• WRITTEN PROBLEM:
Restate the entries word for word, omitting nothing.

• DATASET EXTRACT:
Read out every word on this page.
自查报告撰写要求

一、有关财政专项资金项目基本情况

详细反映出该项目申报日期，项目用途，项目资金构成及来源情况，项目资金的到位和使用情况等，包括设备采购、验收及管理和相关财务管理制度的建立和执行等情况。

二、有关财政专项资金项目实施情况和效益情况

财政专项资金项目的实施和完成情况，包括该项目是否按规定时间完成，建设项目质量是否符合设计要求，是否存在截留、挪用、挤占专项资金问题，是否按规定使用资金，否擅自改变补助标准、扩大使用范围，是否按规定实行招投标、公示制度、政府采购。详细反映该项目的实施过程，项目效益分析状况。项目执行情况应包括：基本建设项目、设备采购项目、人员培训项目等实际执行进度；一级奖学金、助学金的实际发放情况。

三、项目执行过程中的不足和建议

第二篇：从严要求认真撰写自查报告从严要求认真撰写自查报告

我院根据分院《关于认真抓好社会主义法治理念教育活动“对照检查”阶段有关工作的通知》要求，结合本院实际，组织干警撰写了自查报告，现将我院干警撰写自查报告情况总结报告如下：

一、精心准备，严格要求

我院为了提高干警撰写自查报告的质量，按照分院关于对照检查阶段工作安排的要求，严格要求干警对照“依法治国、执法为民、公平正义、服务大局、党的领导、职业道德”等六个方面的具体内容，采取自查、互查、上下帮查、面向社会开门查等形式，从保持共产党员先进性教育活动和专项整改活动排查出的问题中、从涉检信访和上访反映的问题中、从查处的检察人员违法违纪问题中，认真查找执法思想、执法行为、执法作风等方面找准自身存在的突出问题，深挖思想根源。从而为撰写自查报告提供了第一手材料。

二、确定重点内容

• RESULT OF THE EXERCISE:
Read out every word on this page.
自查报告撰写要求

一、有关财政专项资金项目基本情况

详细反映出该项目申报日期，项目用途，项目资金构成及来源情况，项目资金的到位和使用情况等，包括设备采购、验收及管理和相关财务管理制度的建立和执行等情况。

二、有关财政专项资金项目实施情况和效益情况

财政专项资金项目的实施和完成情况，包括该项目是否按规定时间完成，建设项目质量是否符合设计要求，是否存在截留、挪用、挤占专项资金问题，是否按规定使用资金，否擅自改变补助标准、扩大使用范围，是否按规定实行招投标、公示制度、政府采购。详细反映该项目的实施过程，项目效益分析状况。项目执行情况应包括：基本建设项目、设备采购项目、人员培训项目等实际执行进度；一级奖学金、助学金的实际发放情况。

三、项目执行过程中的不足和建议

第二篇：从严要求认真撰写自查报告从严要求认真撰写自查报告

我院根据分院《关于认真抓好社会主义法治理念教育活动“对照检查”阶段有关工作的通知》要求，结合本院实际，组织干警撰写了自查报告，现将我院干警撰写自查报告情况总结报告如下：

一、精心准备，严格要求

我院为了提高干警撰写自查报告的质量，按照分院关于对照检查阶段工作安排的要求，严格要求干警对照“依法治国、执法为民、公平正义、服务大局、党的领导、职业道德”等六个方面的具体内容，采取自查、互查、上下帮查、面向社会开门查等形式，从保持共产党员先进性教育活动和专项整改活动排查出的问题中、从涉检信访和上访反映的问题中、从查处的检察人员违法违纪问题中，认真查找执法思想、执法行为、执法作风等方面找准自身存在的突出问题，深挖思想根源。从而为撰写自查报告提供了第一手材料。

二、确定重点内容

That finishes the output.